◆ Exercise description
Transcribe the records in full, keeping every character as it is.

Data extracted from a collection
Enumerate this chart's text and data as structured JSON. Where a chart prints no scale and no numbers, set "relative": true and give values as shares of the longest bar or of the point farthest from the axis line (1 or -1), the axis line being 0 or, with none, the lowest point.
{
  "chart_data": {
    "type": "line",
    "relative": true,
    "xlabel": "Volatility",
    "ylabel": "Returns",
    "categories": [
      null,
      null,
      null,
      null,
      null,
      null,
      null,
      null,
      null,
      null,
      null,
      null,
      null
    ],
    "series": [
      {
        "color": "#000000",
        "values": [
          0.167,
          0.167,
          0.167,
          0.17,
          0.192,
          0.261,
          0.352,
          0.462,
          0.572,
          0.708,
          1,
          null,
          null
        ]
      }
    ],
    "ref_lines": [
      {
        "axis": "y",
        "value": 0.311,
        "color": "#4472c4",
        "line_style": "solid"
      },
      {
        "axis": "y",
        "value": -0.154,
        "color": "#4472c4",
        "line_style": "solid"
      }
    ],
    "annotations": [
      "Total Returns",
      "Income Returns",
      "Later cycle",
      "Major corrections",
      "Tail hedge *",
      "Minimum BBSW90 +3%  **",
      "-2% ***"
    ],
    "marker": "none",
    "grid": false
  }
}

◆ Worked solution
Enumerate this chart's text and data as structured JSON. Where a chart prints no scale and no numbers, set "relative": true and give values as shares of the longest bar or of the point farthest from the axis line (1 or -1), the axis line being 0 or, with none, the lowest point.
{
  "chart_data": {
    "type": "line",
    "relative": true,
    "xlabel": "Volatility",
    "ylabel": "Returns",
    "categories": [
      null,
      null,
      null,
      null,
      null,
      null,
      null,
      null,
      null,
      null,
      null,
      null,
      null
    ],
    "series": [
      {
        "color": "#000000",
        "values": [
          0.167,
          0.167,
          0.167,
          0.17,
          0.192,
          0.261,
          0.352,
          0.462,
          0.572,
          0.708,
          1,
          null,
          null
        ]
      }
    ],
    "ref_lines": [
      {
        "axis": "y",
        "value": 0.311,
        "color": "#4472c4",
        "line_style": "solid"
      },
      {
        "axis": "y",
        "value": -0.154,
        "color": "#4472c4",
        "line_style": "solid"
      }
    ],
    "annotations": [
      "Total Returns",
      "Income Returns",
      "Later cycle",
      "Major corrections",
      "Tail hedge *",
      "Minimum BBSW90 +3%  **",
      "-2% ***"
    ],
    "marker": "none",
    "grid": false
  }
}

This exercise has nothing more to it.